Challenge: Retype each entry below exactly as it stands.

Entries:
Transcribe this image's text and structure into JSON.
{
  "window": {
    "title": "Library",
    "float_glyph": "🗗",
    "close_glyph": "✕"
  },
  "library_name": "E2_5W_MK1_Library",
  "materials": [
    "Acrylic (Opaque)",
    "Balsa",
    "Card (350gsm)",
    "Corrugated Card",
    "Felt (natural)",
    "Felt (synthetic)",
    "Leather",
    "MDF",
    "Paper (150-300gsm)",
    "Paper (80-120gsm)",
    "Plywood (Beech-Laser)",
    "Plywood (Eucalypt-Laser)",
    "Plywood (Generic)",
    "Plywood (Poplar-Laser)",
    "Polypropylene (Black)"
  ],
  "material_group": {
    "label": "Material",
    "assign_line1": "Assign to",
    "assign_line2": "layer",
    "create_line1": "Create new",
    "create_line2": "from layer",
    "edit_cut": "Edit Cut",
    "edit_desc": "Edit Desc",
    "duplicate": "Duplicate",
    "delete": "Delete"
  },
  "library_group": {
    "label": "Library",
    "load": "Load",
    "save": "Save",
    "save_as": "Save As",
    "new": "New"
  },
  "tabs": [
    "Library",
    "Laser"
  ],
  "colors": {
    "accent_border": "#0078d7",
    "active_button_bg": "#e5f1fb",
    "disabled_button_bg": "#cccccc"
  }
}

Task solution:
Transcribe this image's text and structure into JSON.
{
  "window": {
    "title": "Library",
    "float_glyph": "🗗",
    "close_glyph": "✕"
  },
  "library_name": "E2_5W_MK1_Library",
  "materials": [
    "Acrylic (Opaque)",
    "Balsa",
    "Card (350gsm)",
    "Corrugated Card",
    "Felt (natural)",
    "Felt (synthetic)",
    "Leather",
    "MDF",
    "Paper (150-300gsm)",
    "Paper (80-120gsm)",
    "Plywood (Beech-Laser)",
    "Plywood (Eucalypt-Laser)",
    "Plywood (Generic)",
    "Plywood (Poplar-Laser)",
    "Polypropylene (Black)"
  ],
  "material_group": {
    "label": "Material",
    "assign_line1": "Assign to",
    "assign_line2": "layer",
    "create_line1": "Create new",
    "create_line2": "from layer",
    "edit_cut": "Edit Cut",
    "edit_desc": "Edit Desc",
    "duplicate": "Duplicate",
    "delete": "Delete"
  },
  "library_group": {
    "label": "Library",
    "load": "Load",
    "save": "Save",
    "save_as": "Save As",
    "new": "New"
  },
  "tabs": [
    "Library",
    "Laser"
  ],
  "colors": {
    "accent_border": "#0078d7",
    "active_button_bg": "#e5f1fb",
    "disabled_button_bg": "#cccccc"
  }
}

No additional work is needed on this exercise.